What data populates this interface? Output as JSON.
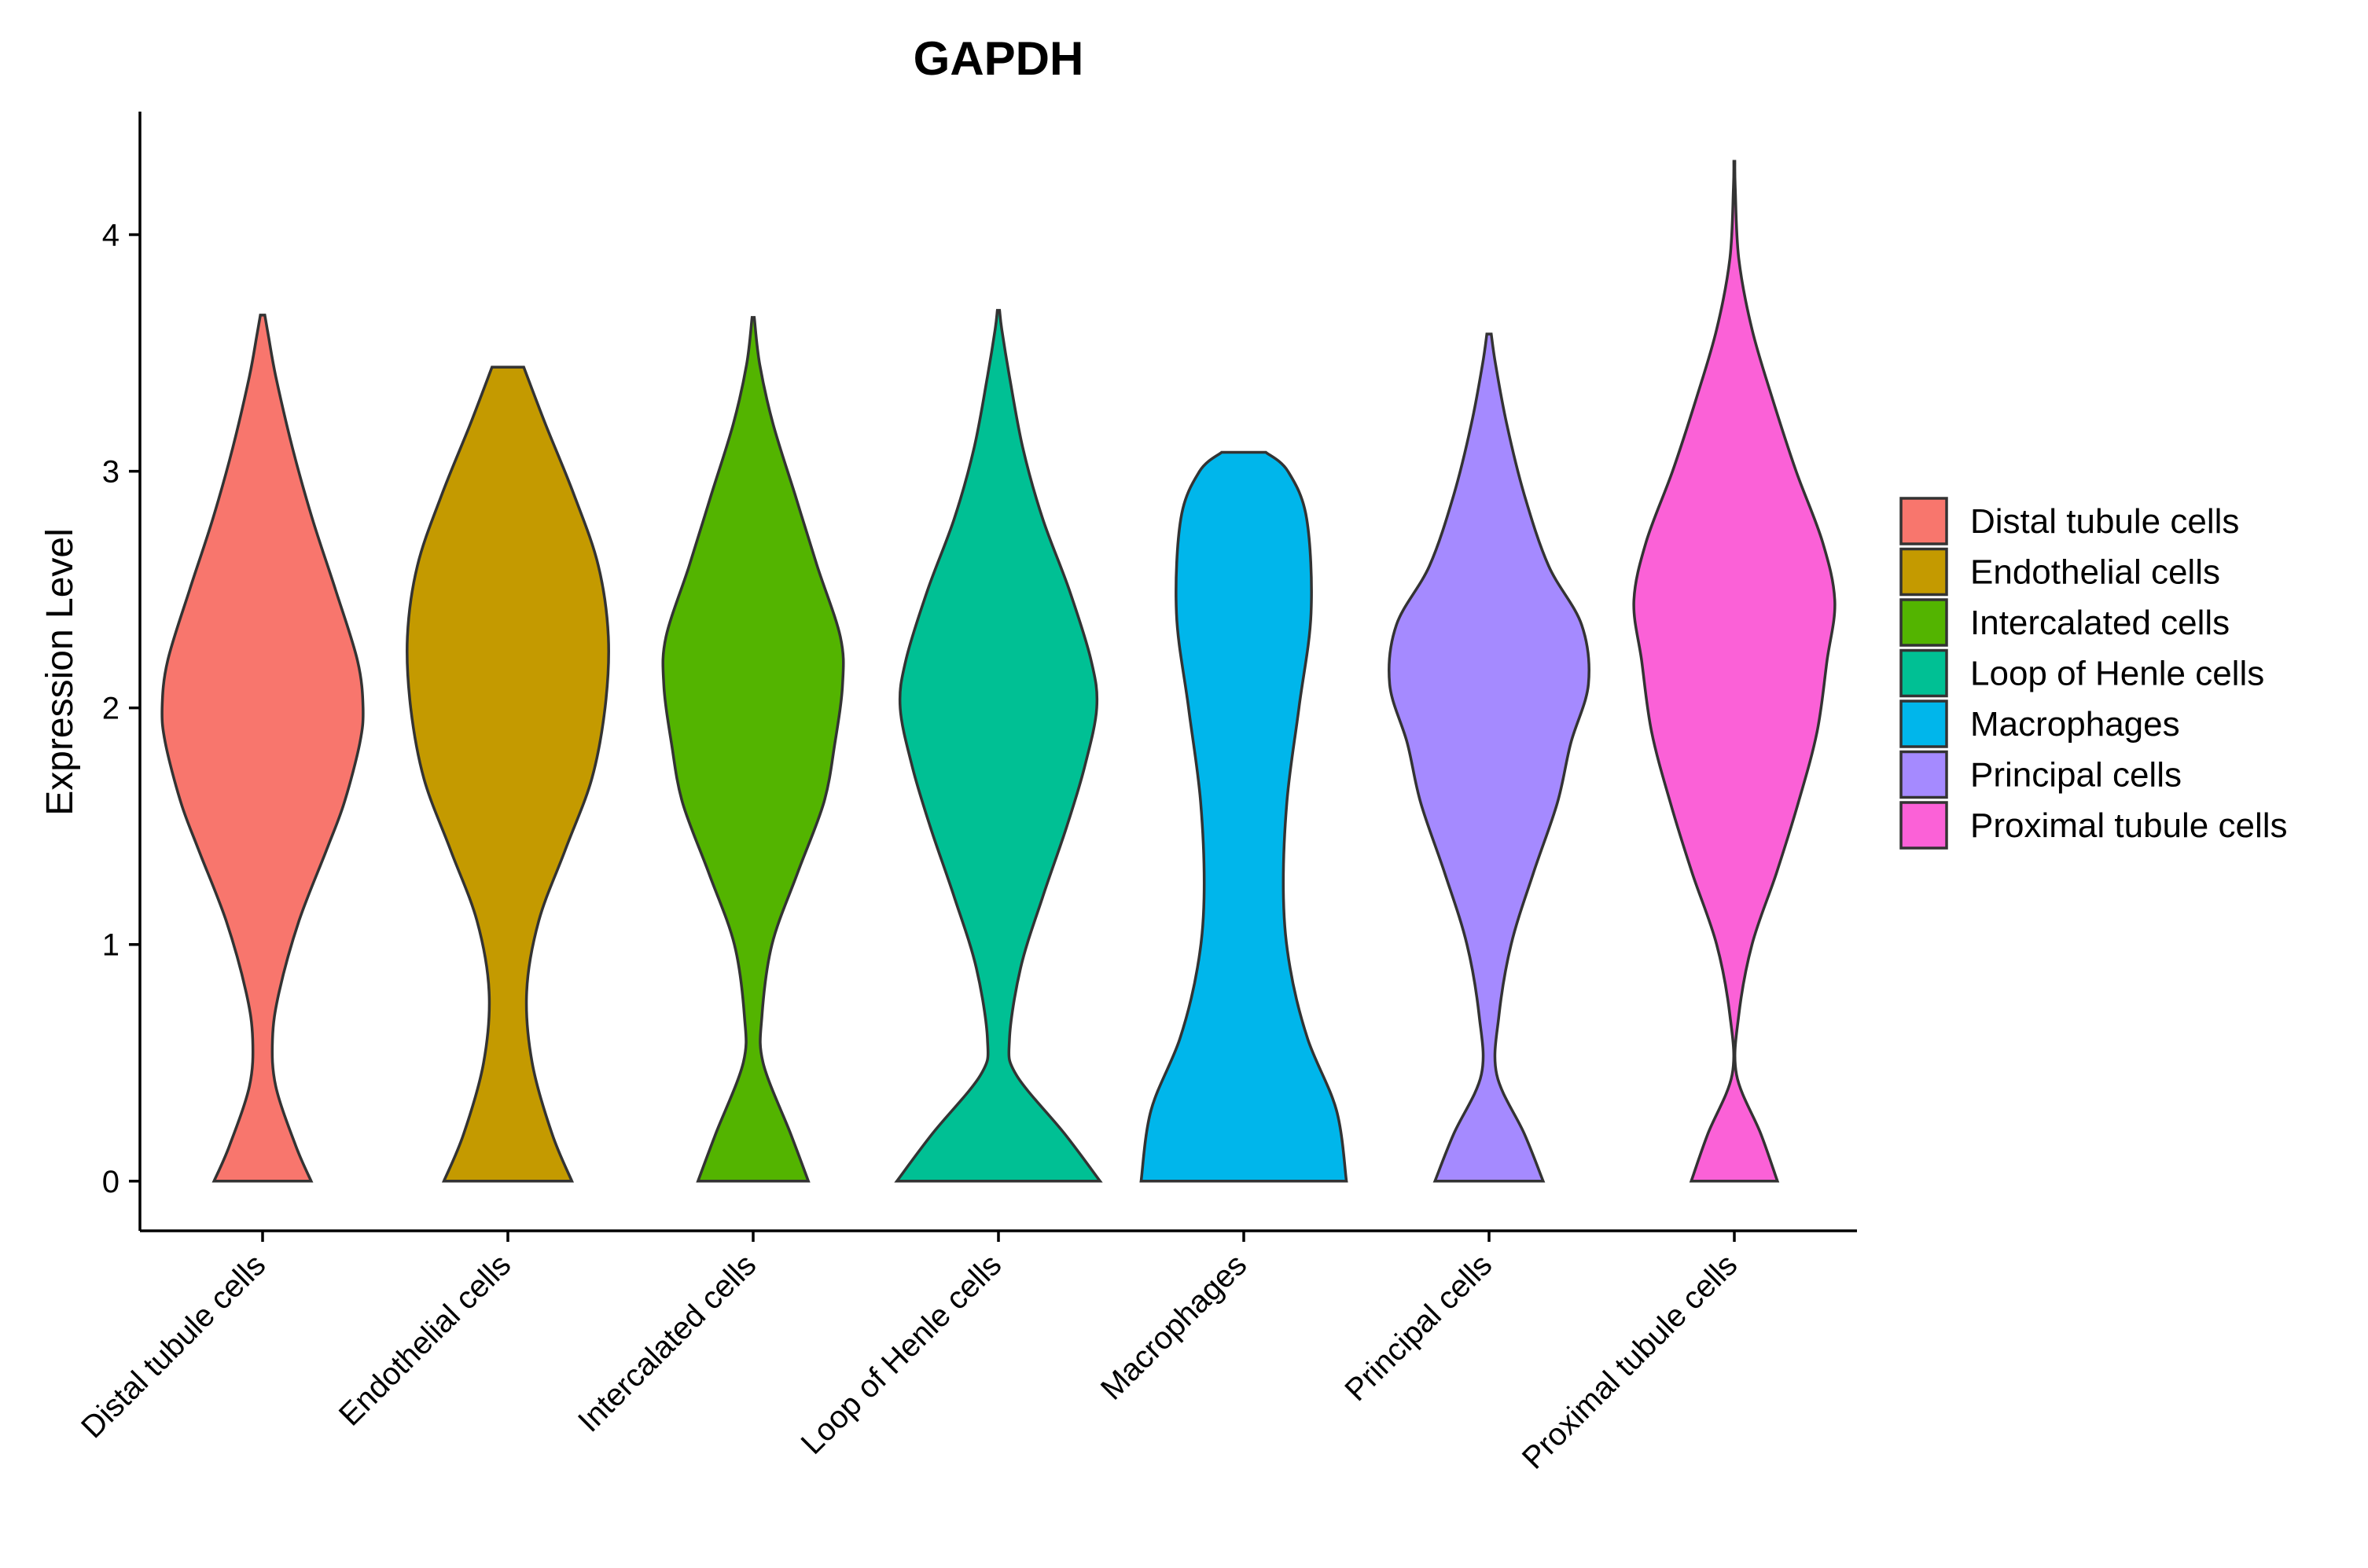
{
  "chart_data": {
    "type": "violin",
    "title": "GAPDH",
    "xlabel": "",
    "ylabel": "Expression Level",
    "ylim": [
      -0.21,
      4.52
    ],
    "yticks": [
      0,
      1,
      2,
      3,
      4
    ],
    "legend": {
      "position": "right",
      "title": ""
    },
    "categories": [
      "Distal tubule cells",
      "Endothelial cells",
      "Intercalated cells",
      "Loop of Henle cells",
      "Macrophages",
      "Principal cells",
      "Proximal tubule cells"
    ],
    "colors": [
      "#F8766D",
      "#C49A00",
      "#53B400",
      "#00C094",
      "#00B6EB",
      "#A58AFF",
      "#FB61D7"
    ],
    "violins": [
      {
        "name": "Distal tubule cells",
        "max": 3.66,
        "profile": [
          [
            0,
            0.22
          ],
          [
            0.15,
            0.15
          ],
          [
            0.4,
            0.06
          ],
          [
            0.6,
            0.045
          ],
          [
            0.8,
            0.075
          ],
          [
            1.1,
            0.165
          ],
          [
            1.4,
            0.29
          ],
          [
            1.6,
            0.37
          ],
          [
            1.85,
            0.44
          ],
          [
            2.0,
            0.455
          ],
          [
            2.2,
            0.43
          ],
          [
            2.5,
            0.33
          ],
          [
            2.8,
            0.225
          ],
          [
            3.1,
            0.135
          ],
          [
            3.4,
            0.06
          ],
          [
            3.58,
            0.025
          ],
          [
            3.66,
            0.01
          ]
        ]
      },
      {
        "name": "Endothelial cells",
        "max": 3.44,
        "profile": [
          [
            0,
            0.29
          ],
          [
            0.2,
            0.2
          ],
          [
            0.5,
            0.11
          ],
          [
            0.8,
            0.085
          ],
          [
            1.1,
            0.14
          ],
          [
            1.4,
            0.26
          ],
          [
            1.7,
            0.38
          ],
          [
            2.0,
            0.44
          ],
          [
            2.3,
            0.455
          ],
          [
            2.6,
            0.41
          ],
          [
            2.9,
            0.3
          ],
          [
            3.2,
            0.17
          ],
          [
            3.44,
            0.072
          ]
        ]
      },
      {
        "name": "Intercalated cells",
        "max": 3.65,
        "profile": [
          [
            0,
            0.25
          ],
          [
            0.2,
            0.17
          ],
          [
            0.5,
            0.045
          ],
          [
            0.7,
            0.04
          ],
          [
            1.0,
            0.085
          ],
          [
            1.3,
            0.2
          ],
          [
            1.6,
            0.32
          ],
          [
            1.85,
            0.37
          ],
          [
            2.1,
            0.405
          ],
          [
            2.3,
            0.395
          ],
          [
            2.6,
            0.29
          ],
          [
            2.9,
            0.19
          ],
          [
            3.2,
            0.09
          ],
          [
            3.45,
            0.03
          ],
          [
            3.65,
            0.005
          ]
        ]
      },
      {
        "name": "Loop of Henle cells",
        "max": 3.68,
        "profile": [
          [
            0,
            0.46
          ],
          [
            0.2,
            0.3
          ],
          [
            0.45,
            0.08
          ],
          [
            0.6,
            0.05
          ],
          [
            0.9,
            0.1
          ],
          [
            1.2,
            0.2
          ],
          [
            1.5,
            0.31
          ],
          [
            1.75,
            0.39
          ],
          [
            2.0,
            0.445
          ],
          [
            2.2,
            0.42
          ],
          [
            2.5,
            0.32
          ],
          [
            2.8,
            0.2
          ],
          [
            3.1,
            0.11
          ],
          [
            3.4,
            0.05
          ],
          [
            3.6,
            0.015
          ],
          [
            3.68,
            0.005
          ]
        ]
      },
      {
        "name": "Macrophages",
        "max": 3.08,
        "profile": [
          [
            0,
            0.465
          ],
          [
            0.3,
            0.42
          ],
          [
            0.6,
            0.29
          ],
          [
            0.9,
            0.21
          ],
          [
            1.2,
            0.18
          ],
          [
            1.6,
            0.195
          ],
          [
            2.0,
            0.25
          ],
          [
            2.4,
            0.305
          ],
          [
            2.8,
            0.285
          ],
          [
            3.0,
            0.2
          ],
          [
            3.08,
            0.1
          ]
        ]
      },
      {
        "name": "Principal cells",
        "max": 3.58,
        "profile": [
          [
            0,
            0.245
          ],
          [
            0.2,
            0.16
          ],
          [
            0.45,
            0.035
          ],
          [
            0.7,
            0.045
          ],
          [
            1.0,
            0.1
          ],
          [
            1.3,
            0.2
          ],
          [
            1.6,
            0.31
          ],
          [
            1.85,
            0.37
          ],
          [
            2.1,
            0.45
          ],
          [
            2.35,
            0.42
          ],
          [
            2.6,
            0.27
          ],
          [
            2.9,
            0.16
          ],
          [
            3.2,
            0.08
          ],
          [
            3.45,
            0.03
          ],
          [
            3.58,
            0.01
          ]
        ]
      },
      {
        "name": "Proximal tubule cells",
        "max": 4.31,
        "profile": [
          [
            0,
            0.195
          ],
          [
            0.2,
            0.12
          ],
          [
            0.45,
            0.01
          ],
          [
            0.7,
            0.02
          ],
          [
            1.0,
            0.08
          ],
          [
            1.3,
            0.19
          ],
          [
            1.6,
            0.29
          ],
          [
            1.9,
            0.375
          ],
          [
            2.2,
            0.42
          ],
          [
            2.45,
            0.455
          ],
          [
            2.7,
            0.4
          ],
          [
            3.0,
            0.28
          ],
          [
            3.3,
            0.175
          ],
          [
            3.6,
            0.08
          ],
          [
            3.9,
            0.02
          ],
          [
            4.2,
            0.004
          ],
          [
            4.31,
            0.002
          ]
        ]
      }
    ]
  }
}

**Task brief:**
Could you repeat all of the entries exactly, without any of the images?

**Answer:**
What data populates this interface? Output as JSON.
{
  "chart_data": {
    "type": "violin",
    "title": "GAPDH",
    "xlabel": "",
    "ylabel": "Expression Level",
    "ylim": [
      -0.21,
      4.52
    ],
    "yticks": [
      0,
      1,
      2,
      3,
      4
    ],
    "legend": {
      "position": "right",
      "title": ""
    },
    "categories": [
      "Distal tubule cells",
      "Endothelial cells",
      "Intercalated cells",
      "Loop of Henle cells",
      "Macrophages",
      "Principal cells",
      "Proximal tubule cells"
    ],
    "colors": [
      "#F8766D",
      "#C49A00",
      "#53B400",
      "#00C094",
      "#00B6EB",
      "#A58AFF",
      "#FB61D7"
    ],
    "violins": [
      {
        "name": "Distal tubule cells",
        "max": 3.66,
        "profile": [
          [
            0,
            0.22
          ],
          [
            0.15,
            0.15
          ],
          [
            0.4,
            0.06
          ],
          [
            0.6,
            0.045
          ],
          [
            0.8,
            0.075
          ],
          [
            1.1,
            0.165
          ],
          [
            1.4,
            0.29
          ],
          [
            1.6,
            0.37
          ],
          [
            1.85,
            0.44
          ],
          [
            2.0,
            0.455
          ],
          [
            2.2,
            0.43
          ],
          [
            2.5,
            0.33
          ],
          [
            2.8,
            0.225
          ],
          [
            3.1,
            0.135
          ],
          [
            3.4,
            0.06
          ],
          [
            3.58,
            0.025
          ],
          [
            3.66,
            0.01
          ]
        ]
      },
      {
        "name": "Endothelial cells",
        "max": 3.44,
        "profile": [
          [
            0,
            0.29
          ],
          [
            0.2,
            0.2
          ],
          [
            0.5,
            0.11
          ],
          [
            0.8,
            0.085
          ],
          [
            1.1,
            0.14
          ],
          [
            1.4,
            0.26
          ],
          [
            1.7,
            0.38
          ],
          [
            2.0,
            0.44
          ],
          [
            2.3,
            0.455
          ],
          [
            2.6,
            0.41
          ],
          [
            2.9,
            0.3
          ],
          [
            3.2,
            0.17
          ],
          [
            3.44,
            0.072
          ]
        ]
      },
      {
        "name": "Intercalated cells",
        "max": 3.65,
        "profile": [
          [
            0,
            0.25
          ],
          [
            0.2,
            0.17
          ],
          [
            0.5,
            0.045
          ],
          [
            0.7,
            0.04
          ],
          [
            1.0,
            0.085
          ],
          [
            1.3,
            0.2
          ],
          [
            1.6,
            0.32
          ],
          [
            1.85,
            0.37
          ],
          [
            2.1,
            0.405
          ],
          [
            2.3,
            0.395
          ],
          [
            2.6,
            0.29
          ],
          [
            2.9,
            0.19
          ],
          [
            3.2,
            0.09
          ],
          [
            3.45,
            0.03
          ],
          [
            3.65,
            0.005
          ]
        ]
      },
      {
        "name": "Loop of Henle cells",
        "max": 3.68,
        "profile": [
          [
            0,
            0.46
          ],
          [
            0.2,
            0.3
          ],
          [
            0.45,
            0.08
          ],
          [
            0.6,
            0.05
          ],
          [
            0.9,
            0.1
          ],
          [
            1.2,
            0.2
          ],
          [
            1.5,
            0.31
          ],
          [
            1.75,
            0.39
          ],
          [
            2.0,
            0.445
          ],
          [
            2.2,
            0.42
          ],
          [
            2.5,
            0.32
          ],
          [
            2.8,
            0.2
          ],
          [
            3.1,
            0.11
          ],
          [
            3.4,
            0.05
          ],
          [
            3.6,
            0.015
          ],
          [
            3.68,
            0.005
          ]
        ]
      },
      {
        "name": "Macrophages",
        "max": 3.08,
        "profile": [
          [
            0,
            0.465
          ],
          [
            0.3,
            0.42
          ],
          [
            0.6,
            0.29
          ],
          [
            0.9,
            0.21
          ],
          [
            1.2,
            0.18
          ],
          [
            1.6,
            0.195
          ],
          [
            2.0,
            0.25
          ],
          [
            2.4,
            0.305
          ],
          [
            2.8,
            0.285
          ],
          [
            3.0,
            0.2
          ],
          [
            3.08,
            0.1
          ]
        ]
      },
      {
        "name": "Principal cells",
        "max": 3.58,
        "profile": [
          [
            0,
            0.245
          ],
          [
            0.2,
            0.16
          ],
          [
            0.45,
            0.035
          ],
          [
            0.7,
            0.045
          ],
          [
            1.0,
            0.1
          ],
          [
            1.3,
            0.2
          ],
          [
            1.6,
            0.31
          ],
          [
            1.85,
            0.37
          ],
          [
            2.1,
            0.45
          ],
          [
            2.35,
            0.42
          ],
          [
            2.6,
            0.27
          ],
          [
            2.9,
            0.16
          ],
          [
            3.2,
            0.08
          ],
          [
            3.45,
            0.03
          ],
          [
            3.58,
            0.01
          ]
        ]
      },
      {
        "name": "Proximal tubule cells",
        "max": 4.31,
        "profile": [
          [
            0,
            0.195
          ],
          [
            0.2,
            0.12
          ],
          [
            0.45,
            0.01
          ],
          [
            0.7,
            0.02
          ],
          [
            1.0,
            0.08
          ],
          [
            1.3,
            0.19
          ],
          [
            1.6,
            0.29
          ],
          [
            1.9,
            0.375
          ],
          [
            2.2,
            0.42
          ],
          [
            2.45,
            0.455
          ],
          [
            2.7,
            0.4
          ],
          [
            3.0,
            0.28
          ],
          [
            3.3,
            0.175
          ],
          [
            3.6,
            0.08
          ],
          [
            3.9,
            0.02
          ],
          [
            4.2,
            0.004
          ],
          [
            4.31,
            0.002
          ]
        ]
      }
    ]
  }
}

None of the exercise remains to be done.